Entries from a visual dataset
(begin)
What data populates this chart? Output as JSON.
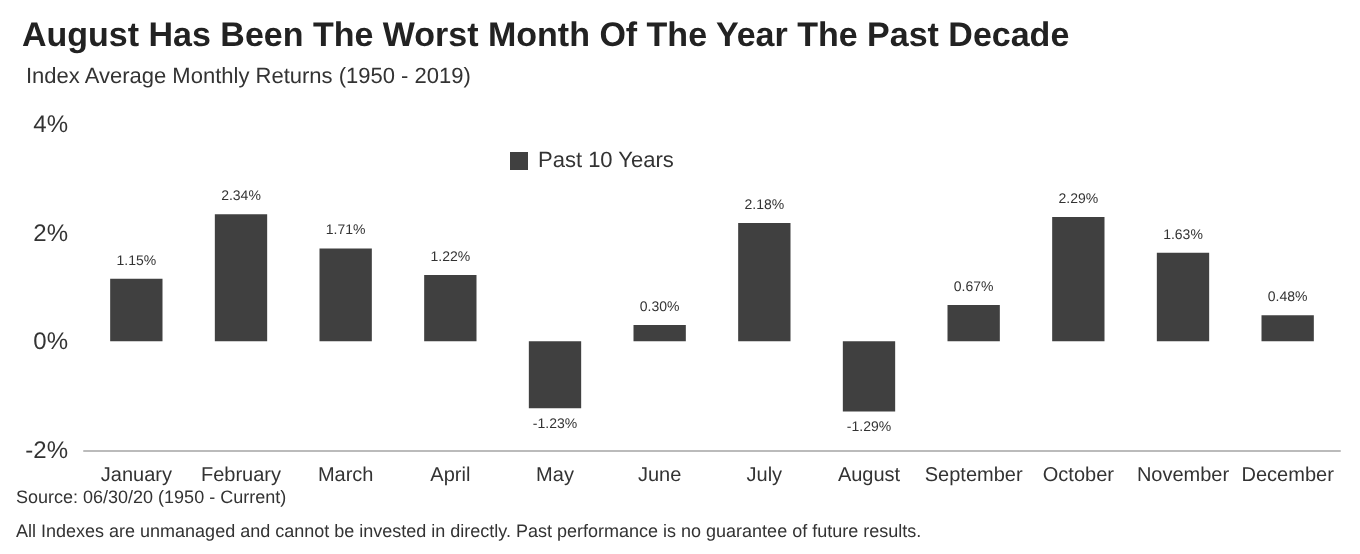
{
  "chart_data": {
    "type": "bar",
    "title": "August Has Been The Worst Month Of The Year The Past Decade",
    "subtitle": "Index Average Monthly Returns (1950 - 2019)",
    "categories": [
      "January",
      "February",
      "March",
      "April",
      "May",
      "June",
      "July",
      "August",
      "September",
      "October",
      "November",
      "December"
    ],
    "series": [
      {
        "name": "Past 10 Years",
        "color": "#404040",
        "values": [
          1.15,
          2.34,
          1.71,
          1.22,
          -1.23,
          0.3,
          2.18,
          -1.29,
          0.67,
          2.29,
          1.63,
          0.48
        ],
        "value_labels": [
          "1.15%",
          "2.34%",
          "1.71%",
          "1.22%",
          "-1.23%",
          "0.30%",
          "2.18%",
          "-1.29%",
          "0.67%",
          "2.29%",
          "1.63%",
          "0.48%"
        ]
      }
    ],
    "ylim": [
      -2,
      4
    ],
    "yticks": [
      {
        "value": -2,
        "label": "-2%"
      },
      {
        "value": 0,
        "label": "0%"
      },
      {
        "value": 2,
        "label": "2%"
      },
      {
        "value": 4,
        "label": "4%"
      }
    ],
    "grid": false,
    "legend": "top",
    "annotations": [
      "Source: 06/30/20 (1950 - Current)",
      "All Indexes are unmanaged and cannot be invested in directly. Past performance is no guarantee of future results."
    ]
  }
}
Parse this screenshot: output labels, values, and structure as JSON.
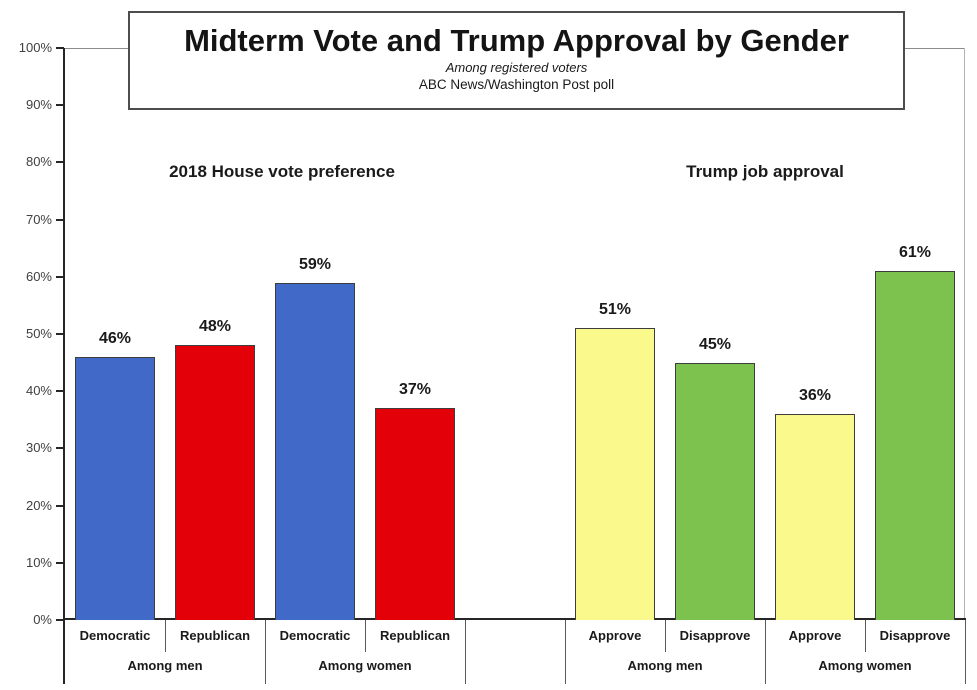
{
  "title_box": {
    "title": "Midterm Vote and Trump Approval by Gender",
    "subtitle": "Among registered voters",
    "source": "ABC News/Washington Post poll"
  },
  "chart_data": {
    "type": "bar",
    "title": "Midterm Vote and Trump Approval by Gender",
    "subtitle": "Among registered voters",
    "source": "ABC News/Washington Post poll",
    "xlabel": "",
    "ylabel": "",
    "ylim": [
      0,
      100
    ],
    "yticks": [
      0,
      10,
      20,
      30,
      40,
      50,
      60,
      70,
      80,
      90,
      100
    ],
    "ytick_suffix": "%",
    "grid": false,
    "legend": "none",
    "value_label_suffix": "%",
    "colors": {
      "democratic": "#4169C8",
      "republican": "#E40009",
      "approve": "#F9FA8B",
      "disapprove": "#7DC24F",
      "bar_border": "#3d3d3d",
      "axis": "#262626"
    },
    "sections": [
      {
        "header": "2018 House vote preference",
        "groups": [
          {
            "label": "Among men",
            "bars": [
              {
                "category": "Democratic",
                "value": 46,
                "color_key": "democratic"
              },
              {
                "category": "Republican",
                "value": 48,
                "color_key": "republican"
              }
            ]
          },
          {
            "label": "Among women",
            "bars": [
              {
                "category": "Democratic",
                "value": 59,
                "color_key": "democratic"
              },
              {
                "category": "Republican",
                "value": 37,
                "color_key": "republican"
              }
            ]
          }
        ]
      },
      {
        "header": "Trump job approval",
        "groups": [
          {
            "label": "Among men",
            "bars": [
              {
                "category": "Approve",
                "value": 51,
                "color_key": "approve"
              },
              {
                "category": "Disapprove",
                "value": 45,
                "color_key": "disapprove"
              }
            ]
          },
          {
            "label": "Among women",
            "bars": [
              {
                "category": "Approve",
                "value": 36,
                "color_key": "approve"
              },
              {
                "category": "Disapprove",
                "value": 61,
                "color_key": "disapprove"
              }
            ]
          }
        ]
      }
    ]
  }
}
(end)
→ **The task**
Among the lines of the listing, how many hold the string "this"? Respond with only the number.

→ **Solution below**
2